EXERCISE DIRECTIONS
Repeat exactly the lines from the one containing "Convert this document image to plain text." through the last line of the records below, both included, and nothing else.

RECORDS FOR THIS TASK
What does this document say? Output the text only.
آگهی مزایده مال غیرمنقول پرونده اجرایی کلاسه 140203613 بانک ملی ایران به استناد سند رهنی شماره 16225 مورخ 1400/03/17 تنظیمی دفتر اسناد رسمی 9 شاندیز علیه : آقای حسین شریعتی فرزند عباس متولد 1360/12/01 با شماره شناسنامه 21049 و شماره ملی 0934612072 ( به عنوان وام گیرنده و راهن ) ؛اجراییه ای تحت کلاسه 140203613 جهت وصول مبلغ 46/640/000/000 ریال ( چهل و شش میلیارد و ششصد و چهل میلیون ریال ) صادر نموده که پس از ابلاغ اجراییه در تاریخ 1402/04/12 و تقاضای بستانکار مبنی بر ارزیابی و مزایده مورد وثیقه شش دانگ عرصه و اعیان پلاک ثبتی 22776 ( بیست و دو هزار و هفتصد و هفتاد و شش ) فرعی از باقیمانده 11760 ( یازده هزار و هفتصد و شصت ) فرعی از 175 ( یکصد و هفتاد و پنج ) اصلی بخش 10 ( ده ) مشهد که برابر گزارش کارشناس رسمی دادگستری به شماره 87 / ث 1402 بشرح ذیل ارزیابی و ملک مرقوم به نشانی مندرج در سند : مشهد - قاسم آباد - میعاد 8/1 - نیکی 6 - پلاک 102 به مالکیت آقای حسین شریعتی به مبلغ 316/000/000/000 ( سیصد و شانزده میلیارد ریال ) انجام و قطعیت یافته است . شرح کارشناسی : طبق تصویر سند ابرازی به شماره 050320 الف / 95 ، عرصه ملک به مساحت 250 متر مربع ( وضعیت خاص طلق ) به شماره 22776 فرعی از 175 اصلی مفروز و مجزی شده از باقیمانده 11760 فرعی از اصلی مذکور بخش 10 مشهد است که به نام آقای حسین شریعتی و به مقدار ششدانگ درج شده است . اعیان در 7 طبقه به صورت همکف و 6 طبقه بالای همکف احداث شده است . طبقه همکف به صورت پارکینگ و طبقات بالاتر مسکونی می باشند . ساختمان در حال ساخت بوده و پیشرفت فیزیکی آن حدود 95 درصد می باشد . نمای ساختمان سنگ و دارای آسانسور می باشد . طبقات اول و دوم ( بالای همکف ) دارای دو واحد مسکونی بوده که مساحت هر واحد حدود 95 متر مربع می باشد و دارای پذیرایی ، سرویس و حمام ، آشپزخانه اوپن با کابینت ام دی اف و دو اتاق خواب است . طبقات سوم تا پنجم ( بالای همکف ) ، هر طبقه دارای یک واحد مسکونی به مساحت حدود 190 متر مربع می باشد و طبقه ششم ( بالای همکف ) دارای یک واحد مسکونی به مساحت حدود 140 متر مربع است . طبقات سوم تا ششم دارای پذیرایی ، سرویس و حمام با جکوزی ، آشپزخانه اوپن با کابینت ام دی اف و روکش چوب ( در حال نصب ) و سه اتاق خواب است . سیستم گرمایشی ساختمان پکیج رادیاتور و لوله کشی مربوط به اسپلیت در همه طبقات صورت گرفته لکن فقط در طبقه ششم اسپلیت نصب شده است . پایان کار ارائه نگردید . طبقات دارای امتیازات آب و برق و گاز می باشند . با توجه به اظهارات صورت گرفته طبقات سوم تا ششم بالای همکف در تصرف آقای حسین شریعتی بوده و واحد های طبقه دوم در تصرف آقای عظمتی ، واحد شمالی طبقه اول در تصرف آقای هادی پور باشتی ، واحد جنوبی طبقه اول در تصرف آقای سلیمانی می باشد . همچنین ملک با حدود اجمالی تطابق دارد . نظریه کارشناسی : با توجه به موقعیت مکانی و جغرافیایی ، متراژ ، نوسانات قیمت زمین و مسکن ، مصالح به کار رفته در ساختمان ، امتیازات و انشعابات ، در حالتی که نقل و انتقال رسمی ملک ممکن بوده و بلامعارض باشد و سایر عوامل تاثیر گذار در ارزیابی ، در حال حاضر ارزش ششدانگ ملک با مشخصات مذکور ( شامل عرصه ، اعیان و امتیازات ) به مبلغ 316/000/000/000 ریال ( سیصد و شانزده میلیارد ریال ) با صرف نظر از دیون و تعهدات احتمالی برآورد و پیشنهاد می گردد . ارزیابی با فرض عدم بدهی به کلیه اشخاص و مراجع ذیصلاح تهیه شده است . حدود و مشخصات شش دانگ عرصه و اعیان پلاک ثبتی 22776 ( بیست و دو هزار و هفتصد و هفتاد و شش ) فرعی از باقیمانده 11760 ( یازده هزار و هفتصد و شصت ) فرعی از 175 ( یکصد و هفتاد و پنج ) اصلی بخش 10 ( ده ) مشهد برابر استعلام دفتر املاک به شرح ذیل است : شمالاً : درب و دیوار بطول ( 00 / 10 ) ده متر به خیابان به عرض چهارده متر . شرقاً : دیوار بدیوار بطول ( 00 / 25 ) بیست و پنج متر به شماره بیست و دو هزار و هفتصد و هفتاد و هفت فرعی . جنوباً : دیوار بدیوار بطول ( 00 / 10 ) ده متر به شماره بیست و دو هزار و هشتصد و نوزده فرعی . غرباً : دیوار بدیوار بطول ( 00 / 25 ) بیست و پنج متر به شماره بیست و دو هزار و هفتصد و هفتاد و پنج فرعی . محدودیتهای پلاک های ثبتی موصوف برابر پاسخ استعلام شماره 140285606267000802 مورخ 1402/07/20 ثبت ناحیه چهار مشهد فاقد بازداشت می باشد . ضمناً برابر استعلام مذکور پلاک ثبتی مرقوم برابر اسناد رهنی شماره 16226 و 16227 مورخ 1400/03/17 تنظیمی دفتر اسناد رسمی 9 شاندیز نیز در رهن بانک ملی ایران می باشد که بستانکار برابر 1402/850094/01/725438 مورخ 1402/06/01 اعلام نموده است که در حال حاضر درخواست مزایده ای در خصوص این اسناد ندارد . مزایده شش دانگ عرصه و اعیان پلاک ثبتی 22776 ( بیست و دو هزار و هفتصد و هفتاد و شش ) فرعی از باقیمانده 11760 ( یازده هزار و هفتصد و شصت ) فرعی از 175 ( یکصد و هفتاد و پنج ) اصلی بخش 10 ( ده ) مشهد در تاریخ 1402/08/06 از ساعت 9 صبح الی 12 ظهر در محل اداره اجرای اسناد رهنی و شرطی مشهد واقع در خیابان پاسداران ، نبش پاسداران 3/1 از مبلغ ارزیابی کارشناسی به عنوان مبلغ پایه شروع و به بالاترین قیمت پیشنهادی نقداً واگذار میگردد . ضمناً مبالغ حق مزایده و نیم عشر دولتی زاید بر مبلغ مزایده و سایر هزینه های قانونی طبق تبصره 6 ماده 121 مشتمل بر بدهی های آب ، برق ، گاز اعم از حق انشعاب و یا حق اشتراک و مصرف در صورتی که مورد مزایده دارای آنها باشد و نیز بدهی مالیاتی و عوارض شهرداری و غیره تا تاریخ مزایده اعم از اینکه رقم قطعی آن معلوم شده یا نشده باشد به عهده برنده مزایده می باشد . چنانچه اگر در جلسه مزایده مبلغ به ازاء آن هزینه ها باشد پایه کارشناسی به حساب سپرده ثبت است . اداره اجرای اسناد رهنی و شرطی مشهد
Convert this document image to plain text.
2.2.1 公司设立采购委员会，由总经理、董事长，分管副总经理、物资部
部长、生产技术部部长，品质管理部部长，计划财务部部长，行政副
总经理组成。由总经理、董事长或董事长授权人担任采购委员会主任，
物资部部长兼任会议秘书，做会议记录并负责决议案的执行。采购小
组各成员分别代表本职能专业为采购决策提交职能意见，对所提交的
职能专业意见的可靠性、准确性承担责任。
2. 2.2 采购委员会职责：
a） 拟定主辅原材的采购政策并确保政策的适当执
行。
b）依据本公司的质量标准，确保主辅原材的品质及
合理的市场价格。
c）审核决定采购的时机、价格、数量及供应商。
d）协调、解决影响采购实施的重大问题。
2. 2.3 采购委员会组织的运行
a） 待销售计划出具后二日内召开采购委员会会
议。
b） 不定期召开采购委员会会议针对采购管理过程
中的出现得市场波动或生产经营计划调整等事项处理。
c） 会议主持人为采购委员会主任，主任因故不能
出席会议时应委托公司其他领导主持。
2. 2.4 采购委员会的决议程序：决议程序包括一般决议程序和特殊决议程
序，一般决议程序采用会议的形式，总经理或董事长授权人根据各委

WORKED ANSWER
Convert this document image to plain text.
2.2.1 公司设立采购委员会，由总经理、董事长，分管副总经理、物资部
部长、生产技术部部长，品质管理部部长，计划财务部部长，行政副
总经理组成。由总经理、董事长或董事长授权人担任采购委员会主任，
物资部部长兼任会议秘书，做会议记录并负责决议案的执行。采购小
组各成员分别代表本职能专业为采购决策提交职能意见，对所提交的
职能专业意见的可靠性、准确性承担责任。
2. 2.2 采购委员会职责：
a） 拟定主辅原材的采购政策并确保政策的适当执
行。
b）依据本公司的质量标准，确保主辅原材的品质及
合理的市场价格。
c）审核决定采购的时机、价格、数量及供应商。
d）协调、解决影响采购实施的重大问题。
2. 2.3 采购委员会组织的运行
a） 待销售计划出具后二日内召开采购委员会会
议。
b） 不定期召开采购委员会会议针对采购管理过程
中的出现得市场波动或生产经营计划调整等事项处理。
c） 会议主持人为采购委员会主任，主任因故不能
出席会议时应委托公司其他领导主持。
2. 2.4 采购委员会的决议程序：决议程序包括一般决议程序和特殊决议程
序，一般决议程序采用会议的形式，总经理或董事长授权人根据各委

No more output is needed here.